Goal of the exercise => Where a line below carries the word "Farms", include it in the count, then give the count alone.

Stored items:
----------------
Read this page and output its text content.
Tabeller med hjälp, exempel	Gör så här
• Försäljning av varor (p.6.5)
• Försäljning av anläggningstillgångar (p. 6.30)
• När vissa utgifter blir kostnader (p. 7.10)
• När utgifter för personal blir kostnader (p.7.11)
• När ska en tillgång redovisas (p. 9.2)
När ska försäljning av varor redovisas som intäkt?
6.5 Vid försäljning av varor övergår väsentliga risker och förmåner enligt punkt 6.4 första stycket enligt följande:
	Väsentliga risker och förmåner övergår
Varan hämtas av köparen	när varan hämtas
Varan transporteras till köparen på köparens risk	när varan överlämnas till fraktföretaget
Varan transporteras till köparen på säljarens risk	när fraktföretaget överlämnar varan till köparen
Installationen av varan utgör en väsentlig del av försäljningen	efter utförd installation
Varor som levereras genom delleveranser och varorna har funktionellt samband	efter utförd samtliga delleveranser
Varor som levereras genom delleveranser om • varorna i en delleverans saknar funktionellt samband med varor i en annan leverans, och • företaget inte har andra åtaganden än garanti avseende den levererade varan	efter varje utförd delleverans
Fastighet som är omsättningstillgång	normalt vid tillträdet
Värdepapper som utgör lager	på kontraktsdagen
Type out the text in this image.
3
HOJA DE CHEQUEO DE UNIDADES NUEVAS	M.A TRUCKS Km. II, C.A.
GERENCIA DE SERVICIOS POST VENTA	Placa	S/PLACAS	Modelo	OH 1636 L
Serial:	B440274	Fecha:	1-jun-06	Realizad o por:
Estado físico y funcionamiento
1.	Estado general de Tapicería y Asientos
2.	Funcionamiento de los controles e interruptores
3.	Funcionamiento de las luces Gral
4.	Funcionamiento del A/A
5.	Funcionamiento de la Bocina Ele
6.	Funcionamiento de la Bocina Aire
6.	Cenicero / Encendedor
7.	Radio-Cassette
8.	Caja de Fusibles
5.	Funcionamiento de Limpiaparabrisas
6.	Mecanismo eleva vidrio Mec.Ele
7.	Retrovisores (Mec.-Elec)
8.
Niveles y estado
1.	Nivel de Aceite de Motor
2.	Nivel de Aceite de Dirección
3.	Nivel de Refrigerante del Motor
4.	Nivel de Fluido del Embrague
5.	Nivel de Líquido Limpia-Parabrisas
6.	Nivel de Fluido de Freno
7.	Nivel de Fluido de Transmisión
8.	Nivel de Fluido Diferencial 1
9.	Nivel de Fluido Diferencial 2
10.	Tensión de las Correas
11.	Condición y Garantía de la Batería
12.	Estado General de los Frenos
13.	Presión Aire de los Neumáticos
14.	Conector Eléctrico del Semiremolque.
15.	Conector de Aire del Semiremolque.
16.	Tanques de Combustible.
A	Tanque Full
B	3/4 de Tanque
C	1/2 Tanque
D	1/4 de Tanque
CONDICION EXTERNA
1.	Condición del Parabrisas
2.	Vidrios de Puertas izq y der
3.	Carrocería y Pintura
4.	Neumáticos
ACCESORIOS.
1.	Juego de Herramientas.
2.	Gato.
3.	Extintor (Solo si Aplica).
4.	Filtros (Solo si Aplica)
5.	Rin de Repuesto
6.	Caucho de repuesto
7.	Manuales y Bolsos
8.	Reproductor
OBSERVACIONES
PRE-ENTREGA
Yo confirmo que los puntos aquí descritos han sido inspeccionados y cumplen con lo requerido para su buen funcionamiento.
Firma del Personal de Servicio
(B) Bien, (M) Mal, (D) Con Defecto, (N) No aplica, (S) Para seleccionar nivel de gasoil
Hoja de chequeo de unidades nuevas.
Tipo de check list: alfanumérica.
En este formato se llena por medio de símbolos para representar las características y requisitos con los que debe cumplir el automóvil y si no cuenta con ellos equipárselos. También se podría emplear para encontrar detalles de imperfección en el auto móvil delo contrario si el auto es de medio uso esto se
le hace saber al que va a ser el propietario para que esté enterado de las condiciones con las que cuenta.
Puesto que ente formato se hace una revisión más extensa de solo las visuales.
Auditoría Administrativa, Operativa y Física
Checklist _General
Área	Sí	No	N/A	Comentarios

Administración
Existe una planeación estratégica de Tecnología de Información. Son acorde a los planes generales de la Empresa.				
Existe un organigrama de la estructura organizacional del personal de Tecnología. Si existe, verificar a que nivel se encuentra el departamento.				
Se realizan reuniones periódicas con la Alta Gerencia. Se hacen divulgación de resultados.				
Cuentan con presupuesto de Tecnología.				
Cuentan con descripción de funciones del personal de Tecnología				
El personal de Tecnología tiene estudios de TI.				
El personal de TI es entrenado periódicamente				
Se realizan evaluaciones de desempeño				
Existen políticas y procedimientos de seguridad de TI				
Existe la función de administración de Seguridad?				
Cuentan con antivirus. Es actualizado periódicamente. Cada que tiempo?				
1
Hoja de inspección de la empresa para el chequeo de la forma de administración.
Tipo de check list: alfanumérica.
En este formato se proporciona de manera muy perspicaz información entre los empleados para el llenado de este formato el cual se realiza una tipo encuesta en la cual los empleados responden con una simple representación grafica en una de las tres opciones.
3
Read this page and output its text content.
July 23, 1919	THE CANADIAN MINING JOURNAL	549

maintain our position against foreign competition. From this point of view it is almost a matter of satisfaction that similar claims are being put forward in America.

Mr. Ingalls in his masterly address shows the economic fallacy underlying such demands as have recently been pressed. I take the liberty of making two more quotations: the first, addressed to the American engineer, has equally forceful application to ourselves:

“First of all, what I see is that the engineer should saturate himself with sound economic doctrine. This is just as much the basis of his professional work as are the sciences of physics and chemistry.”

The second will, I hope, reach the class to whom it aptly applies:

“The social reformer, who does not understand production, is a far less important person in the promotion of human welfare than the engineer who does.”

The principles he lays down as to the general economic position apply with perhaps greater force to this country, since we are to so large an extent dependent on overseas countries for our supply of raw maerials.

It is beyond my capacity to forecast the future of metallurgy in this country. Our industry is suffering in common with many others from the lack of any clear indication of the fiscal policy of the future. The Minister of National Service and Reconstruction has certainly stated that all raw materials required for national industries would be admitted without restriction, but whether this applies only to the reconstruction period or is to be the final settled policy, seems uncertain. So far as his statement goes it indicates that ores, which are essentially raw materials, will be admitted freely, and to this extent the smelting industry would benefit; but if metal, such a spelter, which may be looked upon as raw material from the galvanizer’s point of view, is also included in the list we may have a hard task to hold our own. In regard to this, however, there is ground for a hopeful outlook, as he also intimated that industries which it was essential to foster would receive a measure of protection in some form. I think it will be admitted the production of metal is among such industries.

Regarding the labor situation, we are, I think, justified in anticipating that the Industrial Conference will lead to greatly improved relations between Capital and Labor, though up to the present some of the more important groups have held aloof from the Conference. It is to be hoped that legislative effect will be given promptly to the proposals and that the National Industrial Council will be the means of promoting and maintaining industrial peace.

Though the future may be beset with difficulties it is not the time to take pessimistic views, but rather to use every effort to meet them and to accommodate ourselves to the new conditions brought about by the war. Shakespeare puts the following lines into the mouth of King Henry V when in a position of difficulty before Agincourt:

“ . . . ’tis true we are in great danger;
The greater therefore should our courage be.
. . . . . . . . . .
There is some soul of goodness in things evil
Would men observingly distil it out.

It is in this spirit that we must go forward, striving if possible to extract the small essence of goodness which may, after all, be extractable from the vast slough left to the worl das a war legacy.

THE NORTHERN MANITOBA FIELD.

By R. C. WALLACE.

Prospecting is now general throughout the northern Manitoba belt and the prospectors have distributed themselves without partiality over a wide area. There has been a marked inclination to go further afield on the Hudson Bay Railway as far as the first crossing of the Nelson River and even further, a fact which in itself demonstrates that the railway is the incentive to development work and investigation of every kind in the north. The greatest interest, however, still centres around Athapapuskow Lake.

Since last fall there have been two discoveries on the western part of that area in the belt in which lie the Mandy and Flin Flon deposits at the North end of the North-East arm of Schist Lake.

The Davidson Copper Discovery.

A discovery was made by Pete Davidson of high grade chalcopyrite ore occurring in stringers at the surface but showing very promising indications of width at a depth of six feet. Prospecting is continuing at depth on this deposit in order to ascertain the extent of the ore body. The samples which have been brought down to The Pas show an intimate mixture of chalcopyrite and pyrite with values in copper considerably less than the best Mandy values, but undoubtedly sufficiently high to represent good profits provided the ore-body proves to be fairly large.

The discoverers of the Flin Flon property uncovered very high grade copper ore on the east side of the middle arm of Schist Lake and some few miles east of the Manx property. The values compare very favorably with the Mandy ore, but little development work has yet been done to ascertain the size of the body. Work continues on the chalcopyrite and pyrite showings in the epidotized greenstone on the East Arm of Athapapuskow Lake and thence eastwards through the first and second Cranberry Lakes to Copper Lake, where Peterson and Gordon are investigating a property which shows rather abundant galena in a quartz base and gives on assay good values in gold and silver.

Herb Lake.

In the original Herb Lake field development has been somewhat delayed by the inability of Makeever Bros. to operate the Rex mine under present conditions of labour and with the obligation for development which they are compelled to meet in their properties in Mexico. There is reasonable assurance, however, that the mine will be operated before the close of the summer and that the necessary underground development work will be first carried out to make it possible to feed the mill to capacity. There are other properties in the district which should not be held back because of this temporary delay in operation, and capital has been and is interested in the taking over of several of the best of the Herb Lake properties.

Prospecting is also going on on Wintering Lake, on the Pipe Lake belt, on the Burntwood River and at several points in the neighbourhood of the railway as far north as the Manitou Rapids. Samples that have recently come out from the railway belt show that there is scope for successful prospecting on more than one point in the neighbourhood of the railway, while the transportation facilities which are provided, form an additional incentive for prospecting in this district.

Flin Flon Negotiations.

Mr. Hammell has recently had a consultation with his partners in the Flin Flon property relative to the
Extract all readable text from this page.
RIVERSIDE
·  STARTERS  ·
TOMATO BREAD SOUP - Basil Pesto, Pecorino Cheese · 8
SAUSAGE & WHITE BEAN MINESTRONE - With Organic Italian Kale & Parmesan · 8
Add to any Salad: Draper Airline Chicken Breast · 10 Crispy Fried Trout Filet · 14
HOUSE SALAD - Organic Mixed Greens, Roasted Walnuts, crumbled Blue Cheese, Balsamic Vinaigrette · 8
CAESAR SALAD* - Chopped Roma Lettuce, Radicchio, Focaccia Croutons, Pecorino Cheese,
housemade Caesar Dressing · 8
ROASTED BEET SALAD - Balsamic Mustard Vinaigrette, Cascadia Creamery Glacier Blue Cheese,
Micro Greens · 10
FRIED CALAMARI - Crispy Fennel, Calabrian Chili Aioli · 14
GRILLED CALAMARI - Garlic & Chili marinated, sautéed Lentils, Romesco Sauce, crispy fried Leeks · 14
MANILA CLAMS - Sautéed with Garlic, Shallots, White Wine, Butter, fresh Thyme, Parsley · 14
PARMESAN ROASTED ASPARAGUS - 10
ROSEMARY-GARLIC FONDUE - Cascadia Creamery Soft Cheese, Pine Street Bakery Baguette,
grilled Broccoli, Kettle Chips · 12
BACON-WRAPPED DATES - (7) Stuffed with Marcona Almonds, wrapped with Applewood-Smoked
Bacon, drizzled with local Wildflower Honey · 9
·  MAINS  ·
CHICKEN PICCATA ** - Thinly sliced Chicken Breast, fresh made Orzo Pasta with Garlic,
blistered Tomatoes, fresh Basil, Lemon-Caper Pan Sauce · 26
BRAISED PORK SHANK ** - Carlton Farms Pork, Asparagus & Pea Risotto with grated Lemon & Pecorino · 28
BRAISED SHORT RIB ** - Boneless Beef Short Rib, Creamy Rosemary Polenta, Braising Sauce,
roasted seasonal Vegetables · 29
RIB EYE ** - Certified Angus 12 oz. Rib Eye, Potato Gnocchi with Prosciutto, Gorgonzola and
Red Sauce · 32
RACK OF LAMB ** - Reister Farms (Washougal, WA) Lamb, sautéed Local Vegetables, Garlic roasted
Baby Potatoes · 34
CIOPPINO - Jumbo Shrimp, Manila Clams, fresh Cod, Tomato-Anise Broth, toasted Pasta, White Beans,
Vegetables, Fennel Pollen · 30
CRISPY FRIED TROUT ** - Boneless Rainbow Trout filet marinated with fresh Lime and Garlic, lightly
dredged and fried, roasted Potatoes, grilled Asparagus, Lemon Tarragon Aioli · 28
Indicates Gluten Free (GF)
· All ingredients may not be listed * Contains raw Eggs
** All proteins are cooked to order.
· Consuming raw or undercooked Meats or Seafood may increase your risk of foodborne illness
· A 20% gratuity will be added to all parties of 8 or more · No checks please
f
----------------
Response below => 2